Request: In the listing below, count the lines with "children" and report only the figure.

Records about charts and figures
------------------------------------
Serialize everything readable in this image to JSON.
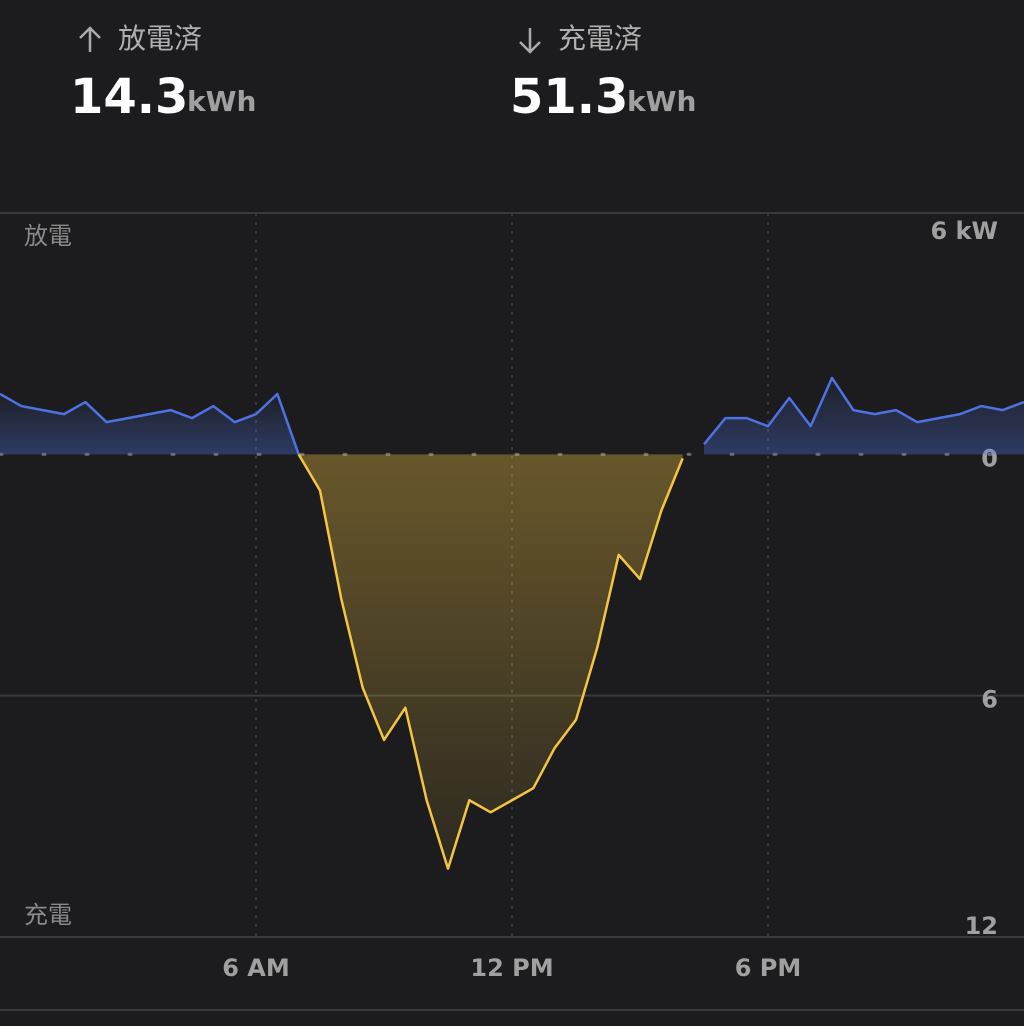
{
  "summary": {
    "discharged": {
      "label": "放電済",
      "value": "14.3",
      "unit": "kWh"
    },
    "charged": {
      "label": "充電済",
      "value": "51.3",
      "unit": "kWh"
    }
  },
  "chart_data": {
    "type": "area",
    "top_label": "放電",
    "bottom_label": "充電",
    "x": [
      0,
      0.5,
      1,
      1.5,
      2,
      2.5,
      3,
      3.5,
      4,
      4.5,
      5,
      5.5,
      6,
      6.5,
      7,
      7.5,
      8,
      8.5,
      9,
      9.5,
      10,
      10.5,
      11,
      11.5,
      12,
      12.5,
      13,
      13.5,
      14,
      14.5,
      15,
      15.5,
      16,
      16.5,
      17,
      17.5,
      18,
      18.5,
      19,
      19.5,
      20,
      20.5,
      21,
      21.5,
      22,
      22.5,
      23,
      23.5,
      24
    ],
    "xlim": [
      0,
      24
    ],
    "xticks": [
      {
        "value": 6,
        "label": "6 AM"
      },
      {
        "value": 12,
        "label": "12 PM"
      },
      {
        "value": 18,
        "label": "6 PM"
      }
    ],
    "ylim": [
      -12,
      6
    ],
    "yticks": [
      {
        "value": 6,
        "label": "6 kW"
      },
      0,
      {
        "value": -6,
        "label": "6"
      },
      {
        "value": -12,
        "label": "12"
      }
    ],
    "series": [
      {
        "name": "放電",
        "color": "#4f72e3",
        "values": [
          1.5,
          1.2,
          1.1,
          1.0,
          1.3,
          0.8,
          0.9,
          1.0,
          1.1,
          0.9,
          1.2,
          0.8,
          1.0,
          1.5,
          0,
          null,
          null,
          null,
          null,
          null,
          null,
          null,
          null,
          null,
          null,
          null,
          null,
          null,
          null,
          null,
          null,
          null,
          null,
          0.25,
          0.9,
          0.9,
          0.7,
          1.4,
          0.7,
          1.9,
          1.1,
          1.0,
          1.1,
          0.8,
          0.9,
          1.0,
          1.2,
          1.1,
          1.3
        ]
      },
      {
        "name": "充電",
        "color": "#f5c542",
        "values": [
          null,
          null,
          null,
          null,
          null,
          null,
          null,
          null,
          null,
          null,
          null,
          null,
          null,
          null,
          0,
          -0.9,
          -3.6,
          -5.8,
          -7.1,
          -6.3,
          -8.6,
          -10.3,
          -8.6,
          -8.9,
          -8.6,
          -8.3,
          -7.3,
          -6.6,
          -4.8,
          -2.5,
          -3.1,
          -1.4,
          -0.1,
          null,
          null,
          null,
          null,
          null,
          null,
          null,
          null,
          null,
          null,
          null,
          null,
          null,
          null,
          null,
          null
        ]
      }
    ]
  }
}
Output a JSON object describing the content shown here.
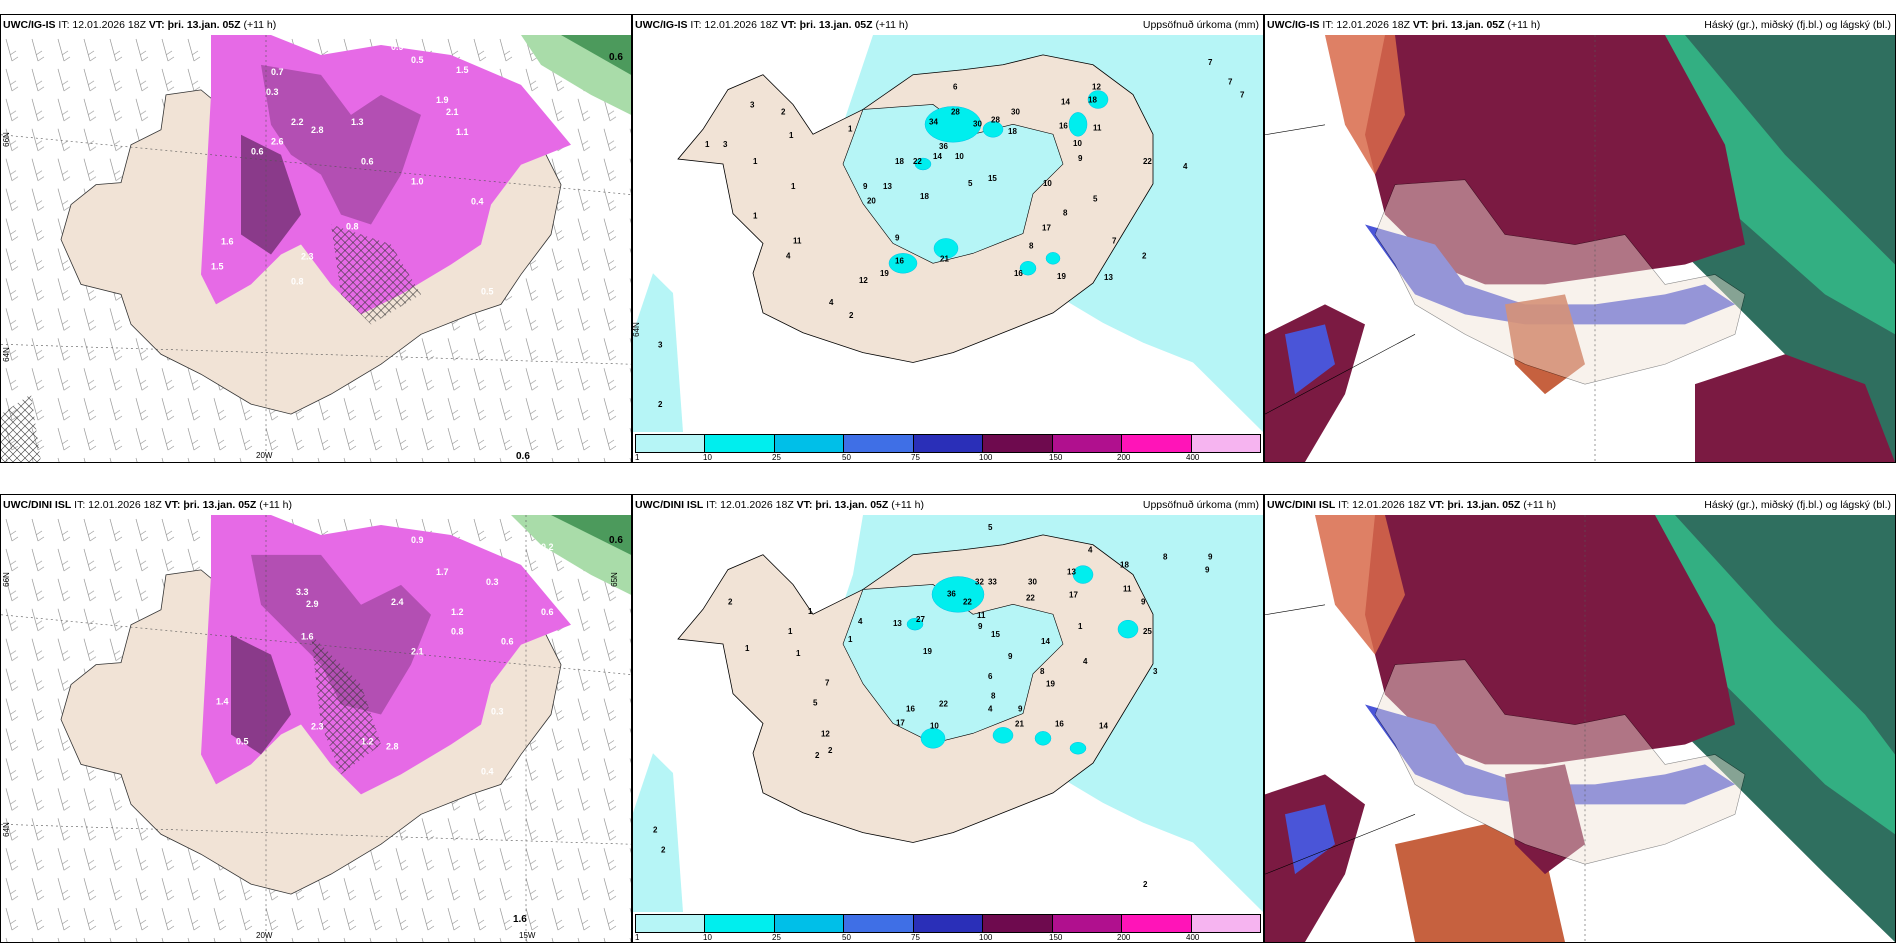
{
  "panels": [
    {
      "model": "UWC/IG-IS",
      "it": "IT: 12.01.2026 18Z",
      "vt_label": "VT:",
      "vt_value": "þri. 13.jan. 05Z",
      "lead": "(+11 h)",
      "right_title": ""
    },
    {
      "model": "UWC/IG-IS",
      "it": "IT: 12.01.2026 18Z",
      "vt_label": "VT:",
      "vt_value": "þri. 13.jan. 05Z",
      "lead": "(+11 h)",
      "right_title": "Uppsöfnuð úrkoma (mm)"
    },
    {
      "model": "UWC/IG-IS",
      "it": "IT: 12.01.2026 18Z",
      "vt_label": "VT:",
      "vt_value": "þri. 13.jan. 05Z",
      "lead": "(+11 h)",
      "right_title": "Háský (gr.), miðský (fj.bl.) og lágský (bl.)"
    },
    {
      "model": "UWC/DINI ISL",
      "it": "IT: 12.01.2026 18Z",
      "vt_label": "VT:",
      "vt_value": "þri. 13.jan. 05Z",
      "lead": "(+11 h)",
      "right_title": ""
    },
    {
      "model": "UWC/DINI ISL",
      "it": "IT: 12.01.2026 18Z",
      "vt_label": "VT:",
      "vt_value": "þri. 13.jan. 05Z",
      "lead": "(+11 h)",
      "right_title": "Uppsöfnuð úrkoma (mm)"
    },
    {
      "model": "UWC/DINI ISL",
      "it": "IT: 12.01.2026 18Z",
      "vt_label": "VT:",
      "vt_value": "þri. 13.jan. 05Z",
      "lead": "(+11 h)",
      "right_title": "Háský (gr.), miðský (fj.bl.) og lágský (bl.)"
    }
  ],
  "grid_labels": {
    "lon_20w": "20W",
    "lon_15w": "15W",
    "lat_66n": "66N",
    "lat_64n": "64N",
    "lat_65n": "65N"
  },
  "legend": {
    "colors": [
      "#b6f5f6",
      "#00eeee",
      "#00bfe8",
      "#3f6fe6",
      "#2a2fb8",
      "#6e0a4e",
      "#b0108e",
      "#ff14b8",
      "#f6b4f0"
    ],
    "ticks": [
      "1",
      "10",
      "25",
      "50",
      "75",
      "100",
      "150",
      "200",
      "400"
    ]
  },
  "snow_labels_top": [
    "0.9",
    "0.5",
    "1.5",
    "0.7",
    "1.9",
    "2.1",
    "0.3",
    "1.1",
    "2.2",
    "2.8",
    "1.3",
    "0.6",
    "2.3",
    "0.8",
    "1.0",
    "0.4",
    "0.6",
    "1.6",
    "2.6",
    "0.8",
    "0.5",
    "1.5"
  ],
  "snow_labels_bot": [
    "0.9",
    "3.3",
    "2.9",
    "1.7",
    "1.2",
    "0.8",
    "2.4",
    "0.3",
    "0.6",
    "1.6",
    "0.5",
    "0.2",
    "0.6",
    "2.3",
    "1.2",
    "2.1",
    "0.4",
    "1.4",
    "2.8",
    "0.3"
  ],
  "corner_values_top": [
    "0.6",
    "0.6"
  ],
  "corner_values_bot": [
    "0.6",
    "1.6"
  ],
  "precip_labels_top": [
    "6",
    "7",
    "7",
    "7",
    "3",
    "28",
    "30",
    "34",
    "36",
    "28",
    "30",
    "18",
    "14",
    "16",
    "12",
    "18",
    "11",
    "10",
    "22",
    "9",
    "4",
    "18",
    "22",
    "14",
    "10",
    "15",
    "5",
    "18",
    "13",
    "9",
    "20",
    "10",
    "8",
    "5",
    "17",
    "7",
    "11",
    "9",
    "8",
    "2",
    "4",
    "16",
    "19",
    "21",
    "16",
    "19",
    "13",
    "12",
    "4",
    "2",
    "3",
    "2",
    "1",
    "1",
    "1",
    "1",
    "1",
    "3",
    "2",
    "1"
  ],
  "precip_labels_bot": [
    "5",
    "4",
    "8",
    "9",
    "9",
    "13",
    "17",
    "18",
    "11",
    "9",
    "32",
    "33",
    "36",
    "22",
    "30",
    "22",
    "13",
    "27",
    "19",
    "15",
    "11",
    "9",
    "25",
    "14",
    "9",
    "4",
    "8",
    "6",
    "19",
    "8",
    "22",
    "4",
    "9",
    "16",
    "17",
    "21",
    "16",
    "14",
    "12",
    "10",
    "7",
    "5",
    "2",
    "2",
    "2",
    "2",
    "2",
    "1",
    "1",
    "1",
    "1",
    "1",
    "4",
    "1",
    "2",
    "3"
  ]
}
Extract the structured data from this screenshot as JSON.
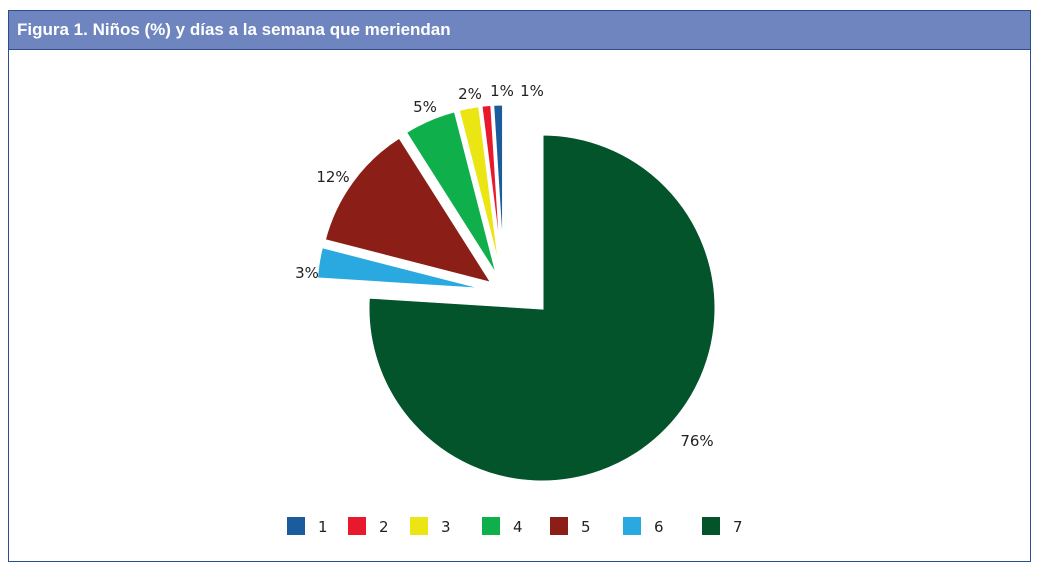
{
  "chart_data": {
    "type": "pie",
    "title": "Figura 1.  Niños (%) y días a la semana que meriendan",
    "slices": [
      {
        "label": "7",
        "value": 76,
        "data_label": "76%",
        "color": "#03532b",
        "exploded": false
      },
      {
        "label": "6",
        "value": 3,
        "data_label": "3%",
        "color": "#29a9e0",
        "exploded": true
      },
      {
        "label": "5",
        "value": 12,
        "data_label": "12%",
        "color": "#8b1e17",
        "exploded": true
      },
      {
        "label": "4",
        "value": 5,
        "data_label": "5%",
        "color": "#0fb04b",
        "exploded": true
      },
      {
        "label": "3",
        "value": 2,
        "data_label": "2%",
        "color": "#ece514",
        "exploded": true
      },
      {
        "label": "2",
        "value": 1,
        "data_label": "1%",
        "color": "#e8192d",
        "exploded": true
      },
      {
        "label": "1",
        "value": 1,
        "data_label": "1%",
        "color": "#1a5c9c",
        "exploded": true
      }
    ],
    "legend": [
      "1",
      "2",
      "3",
      "4",
      "5",
      "6",
      "7"
    ],
    "legend_placement": "bottom"
  }
}
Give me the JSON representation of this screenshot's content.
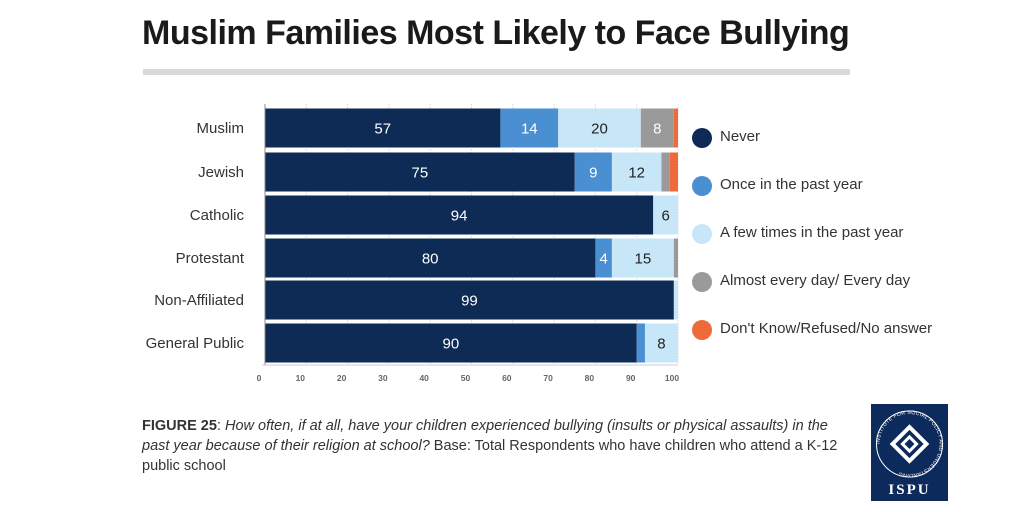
{
  "title": "Muslim Families Most Likely to Face Bullying",
  "colors": {
    "never": "#0d2b55",
    "once": "#4a8fd1",
    "few": "#c7e6f8",
    "daily": "#9a9a9a",
    "dontknow": "#ef6a3a"
  },
  "chart_data": {
    "type": "bar",
    "orientation": "horizontal",
    "stacked": true,
    "categories": [
      "Muslim",
      "Jewish",
      "Catholic",
      "Protestant",
      "Non-Affiliated",
      "General Public"
    ],
    "series": [
      {
        "name": "Never",
        "color_key": "never",
        "values": [
          57,
          75,
          94,
          80,
          99,
          90
        ]
      },
      {
        "name": "Once in the past year",
        "color_key": "once",
        "values": [
          14,
          9,
          0,
          4,
          0,
          2
        ]
      },
      {
        "name": "A few times in the past year",
        "color_key": "few",
        "values": [
          20,
          12,
          6,
          15,
          1,
          8
        ]
      },
      {
        "name": "Almost every day/ Every day",
        "color_key": "daily",
        "values": [
          8,
          2,
          0,
          1,
          0,
          0
        ]
      },
      {
        "name": "Don't Know/Refused/No answer",
        "color_key": "dontknow",
        "values": [
          1,
          2,
          0,
          0,
          0,
          0
        ]
      }
    ],
    "data_labels": [
      [
        "57",
        "14",
        "20",
        "8",
        ""
      ],
      [
        "75",
        "9",
        "12",
        "",
        ""
      ],
      [
        "94",
        "",
        "6",
        "",
        ""
      ],
      [
        "80",
        "4",
        "15",
        "",
        ""
      ],
      [
        "99",
        "",
        "",
        "",
        ""
      ],
      [
        "90",
        "",
        "8",
        "",
        ""
      ]
    ],
    "xlim": [
      0,
      100
    ],
    "xticks": [
      "0",
      "10",
      "20",
      "30",
      "40",
      "50",
      "60",
      "70",
      "80",
      "90",
      "100"
    ],
    "legend_position": "right"
  },
  "caption": {
    "figure": "FIGURE 25",
    "sep": ": ",
    "question": "How often, if at all, have your children experienced bullying (insults or physical assaults) in the past year because of their religion at school?",
    "base": "  Base: Total Respondents who have children who attend a K-12 public school"
  },
  "logo": {
    "text": "ISPU",
    "ring_text": "INSTITUTE FOR SOCIAL POLICY AND UNDERSTANDING"
  }
}
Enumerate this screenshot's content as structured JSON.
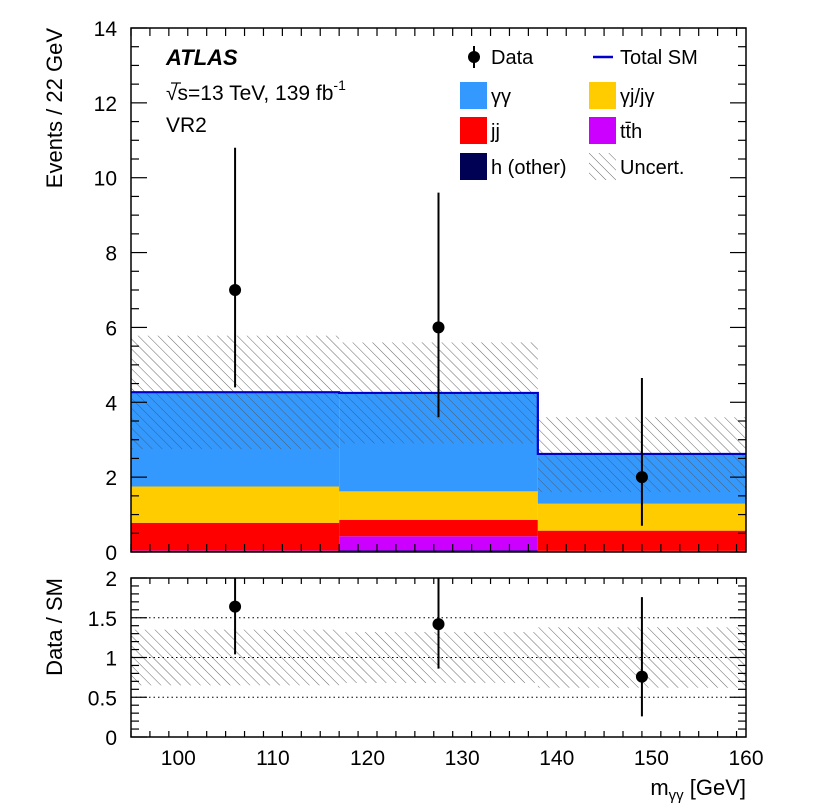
------------------------------------
Result below: 2